Check every line of the entries that follow, and copy the ones containing "JSON".

%%

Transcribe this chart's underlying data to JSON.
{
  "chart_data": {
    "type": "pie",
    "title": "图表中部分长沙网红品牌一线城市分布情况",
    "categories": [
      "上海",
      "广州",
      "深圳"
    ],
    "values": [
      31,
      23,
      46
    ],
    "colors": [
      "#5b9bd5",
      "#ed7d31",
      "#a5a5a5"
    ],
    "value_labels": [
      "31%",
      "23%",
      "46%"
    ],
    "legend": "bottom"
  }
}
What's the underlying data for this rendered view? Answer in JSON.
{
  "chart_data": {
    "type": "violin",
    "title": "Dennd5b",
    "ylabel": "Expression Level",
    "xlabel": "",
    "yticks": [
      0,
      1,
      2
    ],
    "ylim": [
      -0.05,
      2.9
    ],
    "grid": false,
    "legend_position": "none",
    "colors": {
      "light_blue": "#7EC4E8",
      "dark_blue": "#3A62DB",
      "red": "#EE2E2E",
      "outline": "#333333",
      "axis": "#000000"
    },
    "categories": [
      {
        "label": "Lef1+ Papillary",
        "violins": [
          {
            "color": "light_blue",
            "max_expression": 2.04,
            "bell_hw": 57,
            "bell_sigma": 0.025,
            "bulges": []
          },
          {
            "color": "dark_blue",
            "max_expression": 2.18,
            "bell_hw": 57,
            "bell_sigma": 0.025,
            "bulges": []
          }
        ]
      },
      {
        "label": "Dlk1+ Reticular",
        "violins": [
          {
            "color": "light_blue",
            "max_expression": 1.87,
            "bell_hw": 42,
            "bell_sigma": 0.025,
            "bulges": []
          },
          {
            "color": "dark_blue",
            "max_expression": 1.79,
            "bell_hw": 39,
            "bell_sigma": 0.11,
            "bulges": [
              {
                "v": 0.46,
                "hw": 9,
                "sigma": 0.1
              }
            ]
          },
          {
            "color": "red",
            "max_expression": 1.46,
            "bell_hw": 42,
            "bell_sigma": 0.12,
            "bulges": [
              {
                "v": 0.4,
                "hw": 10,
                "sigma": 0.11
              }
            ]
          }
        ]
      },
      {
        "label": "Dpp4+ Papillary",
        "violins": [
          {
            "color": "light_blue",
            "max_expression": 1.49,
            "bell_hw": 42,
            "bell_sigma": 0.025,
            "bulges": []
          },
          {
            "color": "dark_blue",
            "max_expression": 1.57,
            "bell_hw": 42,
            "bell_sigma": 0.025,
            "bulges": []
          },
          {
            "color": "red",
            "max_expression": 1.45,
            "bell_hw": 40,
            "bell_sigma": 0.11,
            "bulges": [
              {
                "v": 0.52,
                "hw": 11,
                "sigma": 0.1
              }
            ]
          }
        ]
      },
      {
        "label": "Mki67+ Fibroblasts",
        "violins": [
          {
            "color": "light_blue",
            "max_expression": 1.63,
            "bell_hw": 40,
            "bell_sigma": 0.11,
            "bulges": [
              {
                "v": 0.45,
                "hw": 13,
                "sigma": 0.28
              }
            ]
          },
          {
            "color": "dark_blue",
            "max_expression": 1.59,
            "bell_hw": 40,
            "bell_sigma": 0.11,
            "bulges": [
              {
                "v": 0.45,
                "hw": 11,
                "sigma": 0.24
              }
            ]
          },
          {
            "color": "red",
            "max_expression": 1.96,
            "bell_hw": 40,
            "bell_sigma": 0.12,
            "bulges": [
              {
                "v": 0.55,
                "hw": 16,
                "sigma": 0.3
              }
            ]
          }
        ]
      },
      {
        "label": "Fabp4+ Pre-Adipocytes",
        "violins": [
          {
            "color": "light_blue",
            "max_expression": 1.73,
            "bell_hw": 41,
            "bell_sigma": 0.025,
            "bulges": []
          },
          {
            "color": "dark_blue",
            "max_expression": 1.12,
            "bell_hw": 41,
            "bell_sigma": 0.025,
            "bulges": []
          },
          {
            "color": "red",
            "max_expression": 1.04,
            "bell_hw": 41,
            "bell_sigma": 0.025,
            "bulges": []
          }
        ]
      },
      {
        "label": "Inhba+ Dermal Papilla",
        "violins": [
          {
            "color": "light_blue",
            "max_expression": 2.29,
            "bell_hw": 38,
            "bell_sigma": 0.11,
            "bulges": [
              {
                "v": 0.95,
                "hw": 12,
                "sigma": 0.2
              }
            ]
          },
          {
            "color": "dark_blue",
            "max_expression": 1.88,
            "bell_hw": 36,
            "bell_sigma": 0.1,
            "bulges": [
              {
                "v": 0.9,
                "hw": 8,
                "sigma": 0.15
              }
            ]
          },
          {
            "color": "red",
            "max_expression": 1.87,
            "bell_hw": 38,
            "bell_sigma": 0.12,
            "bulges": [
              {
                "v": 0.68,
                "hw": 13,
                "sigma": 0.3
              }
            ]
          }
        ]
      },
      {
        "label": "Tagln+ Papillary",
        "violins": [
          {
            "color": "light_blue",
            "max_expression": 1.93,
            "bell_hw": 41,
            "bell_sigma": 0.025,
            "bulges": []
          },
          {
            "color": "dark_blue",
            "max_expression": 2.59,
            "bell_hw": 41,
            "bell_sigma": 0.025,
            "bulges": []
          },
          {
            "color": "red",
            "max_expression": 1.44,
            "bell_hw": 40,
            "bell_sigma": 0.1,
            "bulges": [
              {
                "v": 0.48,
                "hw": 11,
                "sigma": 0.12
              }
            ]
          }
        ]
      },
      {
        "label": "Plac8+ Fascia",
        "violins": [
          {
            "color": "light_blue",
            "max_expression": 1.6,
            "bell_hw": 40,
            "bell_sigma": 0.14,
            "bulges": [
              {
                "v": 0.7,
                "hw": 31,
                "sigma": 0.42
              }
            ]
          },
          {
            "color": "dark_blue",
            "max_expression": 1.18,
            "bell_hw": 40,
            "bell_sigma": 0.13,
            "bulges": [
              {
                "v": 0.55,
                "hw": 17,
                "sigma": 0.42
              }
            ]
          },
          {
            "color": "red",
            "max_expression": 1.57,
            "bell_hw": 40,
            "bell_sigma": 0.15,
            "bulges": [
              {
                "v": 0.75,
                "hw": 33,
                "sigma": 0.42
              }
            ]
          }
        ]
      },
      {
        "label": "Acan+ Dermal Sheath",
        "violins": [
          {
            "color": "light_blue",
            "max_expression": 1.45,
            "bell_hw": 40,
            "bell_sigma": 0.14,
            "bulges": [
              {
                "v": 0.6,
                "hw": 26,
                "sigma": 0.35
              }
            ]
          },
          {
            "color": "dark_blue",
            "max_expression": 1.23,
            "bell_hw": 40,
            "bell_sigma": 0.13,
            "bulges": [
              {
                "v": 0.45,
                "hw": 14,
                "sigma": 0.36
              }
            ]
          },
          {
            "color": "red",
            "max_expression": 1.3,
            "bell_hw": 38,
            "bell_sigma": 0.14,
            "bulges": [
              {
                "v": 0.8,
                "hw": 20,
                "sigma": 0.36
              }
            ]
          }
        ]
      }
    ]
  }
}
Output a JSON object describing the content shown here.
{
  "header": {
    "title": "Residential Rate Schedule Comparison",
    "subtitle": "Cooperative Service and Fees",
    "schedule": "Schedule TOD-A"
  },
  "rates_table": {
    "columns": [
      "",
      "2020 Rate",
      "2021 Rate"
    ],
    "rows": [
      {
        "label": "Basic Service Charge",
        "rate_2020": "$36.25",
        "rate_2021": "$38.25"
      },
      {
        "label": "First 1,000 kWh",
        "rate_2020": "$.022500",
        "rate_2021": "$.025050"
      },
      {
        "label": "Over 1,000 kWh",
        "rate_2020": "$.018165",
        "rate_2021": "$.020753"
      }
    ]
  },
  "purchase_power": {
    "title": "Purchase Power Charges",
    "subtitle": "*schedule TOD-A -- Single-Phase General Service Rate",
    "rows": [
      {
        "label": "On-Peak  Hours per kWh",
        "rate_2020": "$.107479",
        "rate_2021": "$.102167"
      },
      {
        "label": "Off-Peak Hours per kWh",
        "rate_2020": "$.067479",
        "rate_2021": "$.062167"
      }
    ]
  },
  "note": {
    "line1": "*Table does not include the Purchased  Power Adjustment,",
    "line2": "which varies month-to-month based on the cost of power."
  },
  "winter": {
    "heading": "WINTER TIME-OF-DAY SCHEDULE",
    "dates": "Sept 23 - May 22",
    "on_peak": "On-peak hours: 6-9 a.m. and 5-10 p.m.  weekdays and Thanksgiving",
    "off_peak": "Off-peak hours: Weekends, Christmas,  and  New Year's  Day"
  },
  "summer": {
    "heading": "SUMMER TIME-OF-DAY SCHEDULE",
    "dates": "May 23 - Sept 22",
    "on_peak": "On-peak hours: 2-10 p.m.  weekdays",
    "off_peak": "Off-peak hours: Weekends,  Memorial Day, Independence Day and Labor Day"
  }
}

%%

Exercise solution ▸
Transcribe this chart's underlying data to JSON.
What's the underlying data for this rendered view? Answer in JSON.
Output a JSON object describing the content shown here.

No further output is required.